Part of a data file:
---+---
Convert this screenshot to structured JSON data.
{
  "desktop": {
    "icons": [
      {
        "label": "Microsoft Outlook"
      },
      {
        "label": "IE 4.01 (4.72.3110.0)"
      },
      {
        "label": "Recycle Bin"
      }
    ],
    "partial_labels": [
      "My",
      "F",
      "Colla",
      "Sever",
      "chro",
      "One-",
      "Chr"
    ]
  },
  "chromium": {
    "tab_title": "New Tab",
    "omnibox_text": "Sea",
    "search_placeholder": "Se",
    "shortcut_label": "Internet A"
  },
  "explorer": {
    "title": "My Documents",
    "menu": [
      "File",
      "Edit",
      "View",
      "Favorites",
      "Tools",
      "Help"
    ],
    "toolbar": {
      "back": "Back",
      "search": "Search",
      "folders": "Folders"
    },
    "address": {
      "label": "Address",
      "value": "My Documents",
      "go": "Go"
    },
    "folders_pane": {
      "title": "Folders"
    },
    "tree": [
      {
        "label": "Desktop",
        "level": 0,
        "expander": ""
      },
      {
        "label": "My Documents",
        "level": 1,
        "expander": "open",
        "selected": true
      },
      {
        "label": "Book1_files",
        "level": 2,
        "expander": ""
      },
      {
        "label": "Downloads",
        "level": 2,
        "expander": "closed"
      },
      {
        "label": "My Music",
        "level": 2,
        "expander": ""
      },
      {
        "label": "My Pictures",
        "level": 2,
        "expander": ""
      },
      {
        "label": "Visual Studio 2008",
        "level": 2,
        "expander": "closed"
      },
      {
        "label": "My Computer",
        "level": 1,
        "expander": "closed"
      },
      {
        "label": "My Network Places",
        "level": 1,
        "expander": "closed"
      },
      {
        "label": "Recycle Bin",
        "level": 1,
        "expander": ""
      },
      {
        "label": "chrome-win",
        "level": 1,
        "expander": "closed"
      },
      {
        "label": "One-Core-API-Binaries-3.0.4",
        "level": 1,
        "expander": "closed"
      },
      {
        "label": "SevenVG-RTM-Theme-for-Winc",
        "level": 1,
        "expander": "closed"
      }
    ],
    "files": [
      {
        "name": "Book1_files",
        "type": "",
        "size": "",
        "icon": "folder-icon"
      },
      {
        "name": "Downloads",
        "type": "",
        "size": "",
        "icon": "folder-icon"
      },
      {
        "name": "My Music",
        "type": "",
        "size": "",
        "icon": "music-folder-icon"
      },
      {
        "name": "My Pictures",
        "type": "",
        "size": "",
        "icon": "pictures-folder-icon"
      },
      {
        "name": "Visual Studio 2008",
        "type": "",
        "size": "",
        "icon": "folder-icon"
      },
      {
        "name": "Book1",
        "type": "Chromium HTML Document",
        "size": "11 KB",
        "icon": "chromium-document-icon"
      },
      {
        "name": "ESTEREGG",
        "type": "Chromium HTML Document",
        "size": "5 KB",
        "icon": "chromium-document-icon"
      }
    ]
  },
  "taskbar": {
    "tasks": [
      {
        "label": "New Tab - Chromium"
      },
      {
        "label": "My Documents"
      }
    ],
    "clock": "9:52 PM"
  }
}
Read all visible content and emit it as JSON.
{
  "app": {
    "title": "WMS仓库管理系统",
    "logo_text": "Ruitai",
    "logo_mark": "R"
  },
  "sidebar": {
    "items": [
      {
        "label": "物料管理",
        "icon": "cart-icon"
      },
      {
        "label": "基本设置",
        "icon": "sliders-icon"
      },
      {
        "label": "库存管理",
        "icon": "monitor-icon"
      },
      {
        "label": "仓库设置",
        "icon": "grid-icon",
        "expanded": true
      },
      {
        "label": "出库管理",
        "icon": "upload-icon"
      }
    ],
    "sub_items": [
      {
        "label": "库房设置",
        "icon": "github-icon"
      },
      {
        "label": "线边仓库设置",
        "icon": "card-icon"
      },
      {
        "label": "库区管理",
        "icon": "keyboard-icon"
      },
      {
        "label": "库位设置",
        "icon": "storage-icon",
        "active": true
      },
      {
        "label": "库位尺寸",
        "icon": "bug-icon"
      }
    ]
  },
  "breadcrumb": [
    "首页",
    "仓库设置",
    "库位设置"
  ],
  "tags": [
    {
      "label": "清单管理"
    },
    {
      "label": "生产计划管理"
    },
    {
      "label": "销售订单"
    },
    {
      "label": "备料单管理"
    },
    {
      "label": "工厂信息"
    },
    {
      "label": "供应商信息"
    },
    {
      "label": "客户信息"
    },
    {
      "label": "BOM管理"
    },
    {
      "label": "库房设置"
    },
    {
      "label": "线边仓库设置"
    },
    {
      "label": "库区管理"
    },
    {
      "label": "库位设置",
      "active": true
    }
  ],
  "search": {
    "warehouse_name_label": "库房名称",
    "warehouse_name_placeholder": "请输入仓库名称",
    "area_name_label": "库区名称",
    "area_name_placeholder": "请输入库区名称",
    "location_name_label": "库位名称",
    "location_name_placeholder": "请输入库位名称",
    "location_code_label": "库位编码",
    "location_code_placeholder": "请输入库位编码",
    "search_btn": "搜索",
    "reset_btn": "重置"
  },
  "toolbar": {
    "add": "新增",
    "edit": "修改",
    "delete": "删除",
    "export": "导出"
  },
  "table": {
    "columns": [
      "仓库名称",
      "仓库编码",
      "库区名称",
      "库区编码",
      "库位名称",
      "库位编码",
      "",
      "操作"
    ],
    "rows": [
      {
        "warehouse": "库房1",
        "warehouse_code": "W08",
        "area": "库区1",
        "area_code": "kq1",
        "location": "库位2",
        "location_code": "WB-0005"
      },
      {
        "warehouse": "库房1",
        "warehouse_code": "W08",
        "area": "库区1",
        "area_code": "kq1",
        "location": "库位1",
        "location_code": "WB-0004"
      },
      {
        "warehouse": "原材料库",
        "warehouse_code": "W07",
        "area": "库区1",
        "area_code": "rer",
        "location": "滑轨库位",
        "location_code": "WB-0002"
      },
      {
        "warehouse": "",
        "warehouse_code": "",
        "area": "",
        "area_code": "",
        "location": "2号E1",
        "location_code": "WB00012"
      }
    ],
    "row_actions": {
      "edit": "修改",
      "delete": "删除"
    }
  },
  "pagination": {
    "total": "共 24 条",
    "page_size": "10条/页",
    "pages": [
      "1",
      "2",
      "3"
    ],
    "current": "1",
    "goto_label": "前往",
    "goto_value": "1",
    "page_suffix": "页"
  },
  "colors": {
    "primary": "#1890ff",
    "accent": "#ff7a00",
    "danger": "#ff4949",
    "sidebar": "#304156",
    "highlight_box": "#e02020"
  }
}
---+---
- _Aim of the exercise_
Copy all lines from the material that hold "Recycle".

- _Written response_
        "label": "Recycle Bin"
        "label": "Recycle Bin",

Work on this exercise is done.